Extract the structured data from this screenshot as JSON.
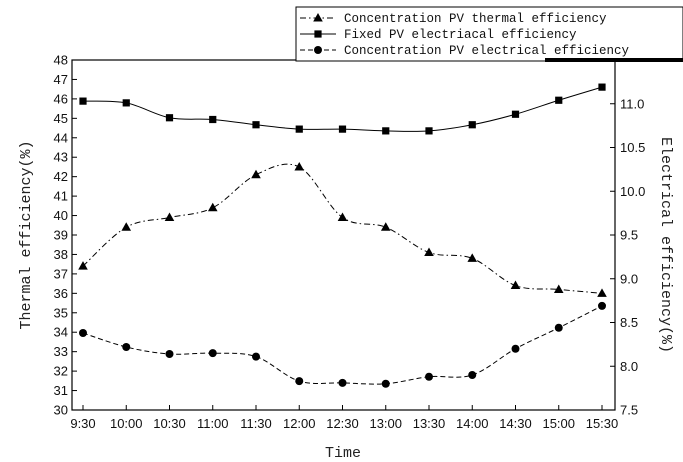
{
  "chart_data": {
    "type": "line",
    "x": [
      "9:30",
      "10:00",
      "10:30",
      "11:00",
      "11:30",
      "12:00",
      "12:30",
      "13:00",
      "13:30",
      "14:00",
      "14:30",
      "15:00",
      "15:30"
    ],
    "xlabel": "Time",
    "ylabel_left": "Thermal efficiency(%)",
    "ylabel_right": "Electrical efficiency(%)",
    "ylim_left": [
      30,
      48
    ],
    "yticks_left": [
      "30",
      "31",
      "32",
      "33",
      "34",
      "35",
      "36",
      "37",
      "38",
      "39",
      "40",
      "41",
      "42",
      "43",
      "44",
      "45",
      "46",
      "47",
      "48"
    ],
    "ylim_right": [
      7.5,
      11.5
    ],
    "yticks_right": [
      "7.5",
      "8.0",
      "8.5",
      "9.0",
      "9.5",
      "10.0",
      "10.5",
      "11.0"
    ],
    "grid": false,
    "legend_position": "top-right",
    "series": [
      {
        "name": "Concentration PV thermal efficiency",
        "axis": "left",
        "marker": "triangle",
        "line_style": "dash-dot",
        "values": [
          37.4,
          39.4,
          39.9,
          40.4,
          42.1,
          42.5,
          39.9,
          39.4,
          38.1,
          37.8,
          36.4,
          36.2,
          36.0
        ]
      },
      {
        "name": "Fixed PV electriacal efficiency",
        "axis": "right",
        "marker": "square",
        "line_style": "solid",
        "values": [
          11.03,
          11.01,
          10.84,
          10.82,
          10.76,
          10.71,
          10.71,
          10.69,
          10.69,
          10.76,
          10.88,
          11.04,
          11.19
        ]
      },
      {
        "name": "Concentration PV electrical efficiency",
        "axis": "right",
        "marker": "circle",
        "line_style": "dashed",
        "values": [
          8.38,
          8.22,
          8.14,
          8.15,
          8.11,
          7.83,
          7.81,
          7.8,
          7.88,
          7.9,
          8.2,
          8.44,
          8.69
        ]
      }
    ]
  }
}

WHAT TO WORK ON: Pictures are to be left out; all else in the entries above is to be quoted exactly.

ANSWER TO THIS EXERCISE:
Extract the structured data from this screenshot as JSON.
{
  "chart_data": {
    "type": "line",
    "x": [
      "9:30",
      "10:00",
      "10:30",
      "11:00",
      "11:30",
      "12:00",
      "12:30",
      "13:00",
      "13:30",
      "14:00",
      "14:30",
      "15:00",
      "15:30"
    ],
    "xlabel": "Time",
    "ylabel_left": "Thermal efficiency(%)",
    "ylabel_right": "Electrical efficiency(%)",
    "ylim_left": [
      30,
      48
    ],
    "yticks_left": [
      "30",
      "31",
      "32",
      "33",
      "34",
      "35",
      "36",
      "37",
      "38",
      "39",
      "40",
      "41",
      "42",
      "43",
      "44",
      "45",
      "46",
      "47",
      "48"
    ],
    "ylim_right": [
      7.5,
      11.5
    ],
    "yticks_right": [
      "7.5",
      "8.0",
      "8.5",
      "9.0",
      "9.5",
      "10.0",
      "10.5",
      "11.0"
    ],
    "grid": false,
    "legend_position": "top-right",
    "series": [
      {
        "name": "Concentration PV thermal efficiency",
        "axis": "left",
        "marker": "triangle",
        "line_style": "dash-dot",
        "values": [
          37.4,
          39.4,
          39.9,
          40.4,
          42.1,
          42.5,
          39.9,
          39.4,
          38.1,
          37.8,
          36.4,
          36.2,
          36.0
        ]
      },
      {
        "name": "Fixed PV electriacal efficiency",
        "axis": "right",
        "marker": "square",
        "line_style": "solid",
        "values": [
          11.03,
          11.01,
          10.84,
          10.82,
          10.76,
          10.71,
          10.71,
          10.69,
          10.69,
          10.76,
          10.88,
          11.04,
          11.19
        ]
      },
      {
        "name": "Concentration PV electrical efficiency",
        "axis": "right",
        "marker": "circle",
        "line_style": "dashed",
        "values": [
          8.38,
          8.22,
          8.14,
          8.15,
          8.11,
          7.83,
          7.81,
          7.8,
          7.88,
          7.9,
          8.2,
          8.44,
          8.69
        ]
      }
    ]
  }
}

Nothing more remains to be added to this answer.